## Instructions for the task
Pictures do not belong in the copy, so please give every entry below again exactly.

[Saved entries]
┄┄┄┄┄┄┄┄┄┄

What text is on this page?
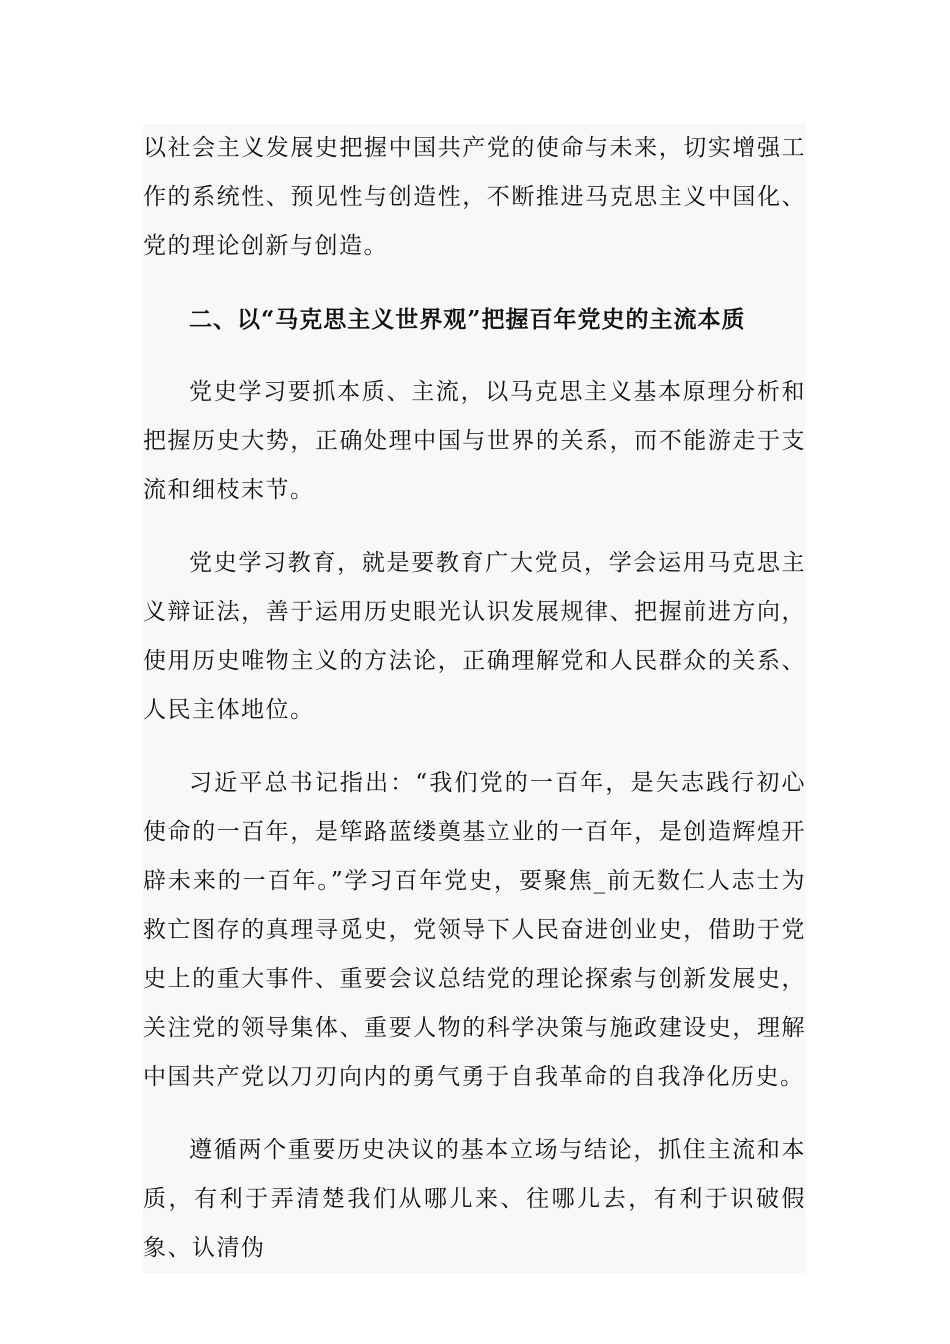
以社会主义发展史把握中国共产党的使命与未来，切实增强工作的系统性、预见性与创造性，不断推进马克思主义中国化、党的理论创新与创造。

二、以“马克思主义世界观”把握百年党史的主流本质

党史学习要抓本质、主流，以马克思主义基本原理分析和把握历史大势，正确处理中国与世界的关系，而不能游走于支流和细枝末节。

党史学习教育，就是要教育广大党员，学会运用马克思主义辩证法，善于运用历史眼光认识发展规律、把握前进方向，使用历史唯物主义的方法论，正确理解党和人民群众的关系、人民主体地位。

习近平总书记指出：“我们党的一百年，是矢志践行初心使命的一百年，是筚路蓝缕奠基立业的一百年，是创造辉煌开辟未来的一百年。”学习百年党史，要聚焦_前无数仁人志士为救亡图存的真理寻觅史，党领导下人民奋进创业史，借助于党史上的重大事件、重要会议总结党的理论探索与创新发展史，关注党的领导集体、重要人物的科学决策与施政建设史，理解中国共产党以刀刃向内的勇气勇于自我革命的自我净化历史。

遵循两个重要历史决议的基本立场与结论，抓住主流和本质，有利于弄清楚我们从哪儿来、往哪儿去，有利于识破假象、认清伪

┄┄┄┄┄┄┄┄┄┄

## Result for this exercise
What text is on this page?
以社会主义发展史把握中国共产党的使命与未来，切实增强工作的系统性、预见性与创造性，不断推进马克思主义中国化、党的理论创新与创造。

二、以“马克思主义世界观”把握百年党史的主流本质

党史学习要抓本质、主流，以马克思主义基本原理分析和把握历史大势，正确处理中国与世界的关系，而不能游走于支流和细枝末节。

党史学习教育，就是要教育广大党员，学会运用马克思主义辩证法，善于运用历史眼光认识发展规律、把握前进方向，使用历史唯物主义的方法论，正确理解党和人民群众的关系、人民主体地位。

习近平总书记指出：“我们党的一百年，是矢志践行初心使命的一百年，是筚路蓝缕奠基立业的一百年，是创造辉煌开辟未来的一百年。”学习百年党史，要聚焦_前无数仁人志士为救亡图存的真理寻觅史，党领导下人民奋进创业史，借助于党史上的重大事件、重要会议总结党的理论探索与创新发展史，关注党的领导集体、重要人物的科学决策与施政建设史，理解中国共产党以刀刃向内的勇气勇于自我革命的自我净化历史。

遵循两个重要历史决议的基本立场与结论，抓住主流和本质，有利于弄清楚我们从哪儿来、往哪儿去，有利于识破假象、认清伪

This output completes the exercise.